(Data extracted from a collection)

--------------------------------

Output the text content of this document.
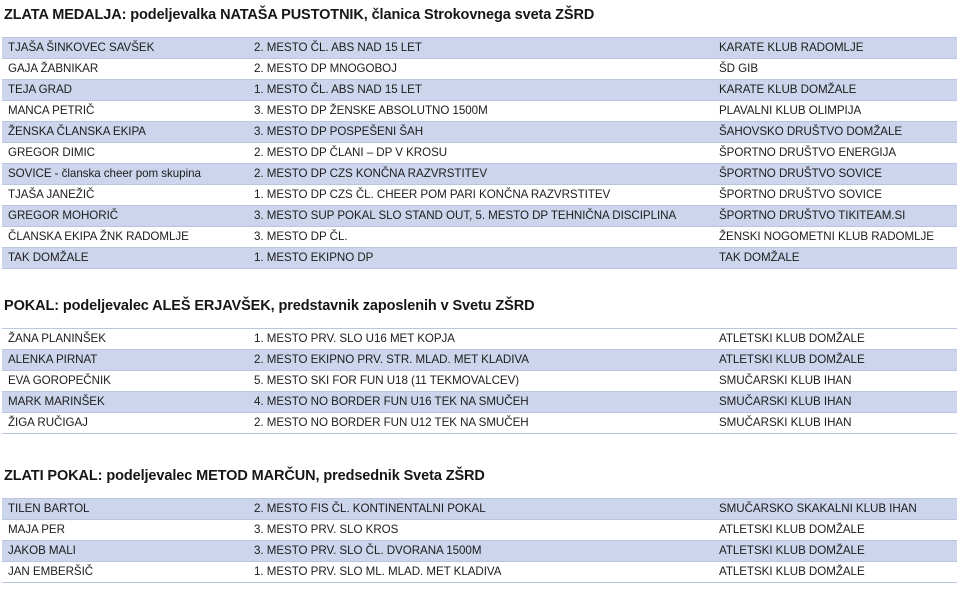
ZLATA MEDALJA: podeljevalka NATAŠA PUSTOTNIK, članica Strokovnega sveta ZŠRD
TJAŠA ŠINKOVEC SAVŠEK	2. MESTO ČL. ABS NAD 15 LET	KARATE KLUB RADOMLJE
GAJA ŽABNIKAR	2. MESTO DP MNOGOBOJ	ŠD GIB
TEJA GRAD	1. MESTO ČL. ABS NAD 15 LET	KARATE KLUB DOMŽALE
MANCA PETRIČ	3. MESTO DP ŽENSKE ABSOLUTNO 1500M	PLAVALNI KLUB OLIMPIJA
ŽENSKA ČLANSKA EKIPA	3. MESTO DP POSPEŠENI ŠAH	ŠAHOVSKO DRUŠTVO DOMŽALE
GREGOR DIMIC	2. MESTO DP ČLANI – DP V KROSU	ŠPORTNO DRUŠTVO ENERGIJA
SOVICE - članska cheer pom skupina	2. MESTO DP CZS KONČNA RAZVRSTITEV	ŠPORTNO DRUŠTVO SOVICE
TJAŠA JANEŽIČ	1. MESTO DP CZS ČL. CHEER POM PARI KONČNA RAZVRSTITEV	ŠPORTNO DRUŠTVO SOVICE
GREGOR MOHORIČ	3. MESTO SUP POKAL SLO STAND OUT, 5. MESTO DP TEHNIČNA DISCIPLINA	ŠPORTNO DRUŠTVO TIKITEAM.SI
ČLANSKA EKIPA ŽNK RADOMLJE	3. MESTO DP ČL.	ŽENSKI NOGOMETNI KLUB RADOMLJE
TAK DOMŽALE	1. MESTO EKIPNO DP	TAK DOMŽALE
POKAL: podeljevalec ALEŠ ERJAVŠEK, predstavnik zaposlenih v Svetu ZŠRD
ŽANA PLANINŠEK	1. MESTO PRV. SLO U16 MET KOPJA	ATLETSKI KLUB DOMŽALE
ALENKA PIRNAT	2. MESTO EKIPNO PRV. STR. MLAD. MET KLADIVA	ATLETSKI KLUB DOMŽALE
EVA GOROPEČNIK	5. MESTO SKI FOR FUN U18 (11 TEKMOVALCEV)	SMUČARSKI KLUB IHAN
MARK MARINŠEK	4. MESTO NO BORDER FUN U16 TEK NA SMUČEH	SMUČARSKI KLUB IHAN
ŽIGA RUČIGAJ	2. MESTO NO BORDER FUN U12 TEK NA SMUČEH	SMUČARSKI KLUB IHAN
ZLATI POKAL: podeljevalec METOD MARČUN, predsednik Sveta ZŠRD
TILEN BARTOL	2. MESTO FIS ČL. KONTINENTALNI POKAL	SMUČARSKO SKAKALNI KLUB IHAN
MAJA PER	3. MESTO PRV. SLO KROS	ATLETSKI KLUB DOMŽALE
JAKOB MALI	3. MESTO PRV. SLO ČL. DVORANA 1500M	ATLETSKI KLUB DOMŽALE
JAN EMBERŠIČ	1. MESTO PRV. SLO ML. MLAD. MET KLADIVA	ATLETSKI KLUB DOMŽALE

--------------------------------

◆ **Objective**
Show the lines that mention the word "podeljevalec".

◆ **Solved problem**
POKAL: podeljevalec ALEŠ ERJAVŠEK, predstavnik zaposlenih v Svetu ZŠRD
ZLATI POKAL: podeljevalec METOD MARČUN, predsednik Sveta ZŠRD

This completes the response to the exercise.